WHAT IS BEING ASKED ▸
Transcribe the records below exactly as they appear, omitting any pictures.

PROVIDED DATA ▸
*-*-*
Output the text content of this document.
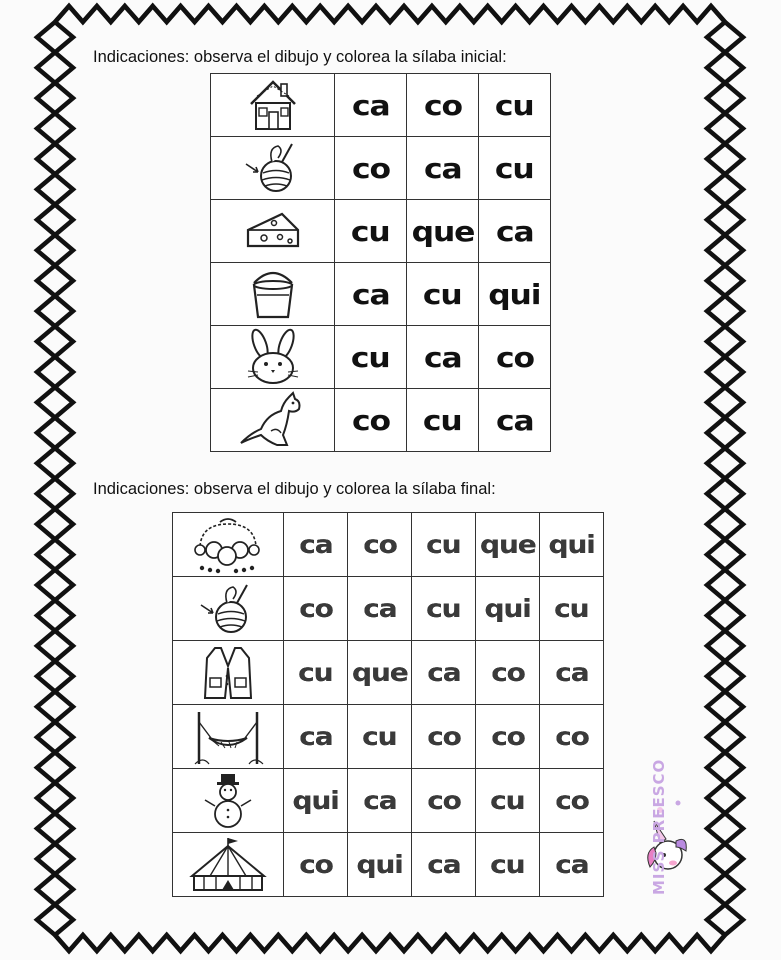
Indicaciones: observa el dibujo y colorea la sílaba inicial:
	ca	co	cu

	co	ca	cu

	cu	que	ca

	ca	cu	qui

	cu	ca	co

	co	cu	ca
Indicaciones: observa el dibujo y colorea la sílaba final:
	ca	co	cu	que	qui

	co	ca	cu	qui	cu

	cu	que	ca	co	ca

	ca	cu	co	co	co

	qui	ca	co	cu	co

	co	qui	ca	cu	ca	MISS PREESCO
*-*-*
FULL RESPONSE ▸
Output the text content of this document.
Indicaciones: observa el dibujo y colorea la sílaba inicial:
	ca	co	cu

	co	ca	cu

	cu	que	ca

	ca	cu	qui

	cu	ca	co

	co	cu	ca
Indicaciones: observa el dibujo y colorea la sílaba final:
	ca	co	cu	que	qui

	co	ca	cu	qui	cu

	cu	que	ca	co	ca

	ca	cu	co	co	co

	qui	ca	co	cu	co

	co	qui	ca	cu	ca	MISS PREESCO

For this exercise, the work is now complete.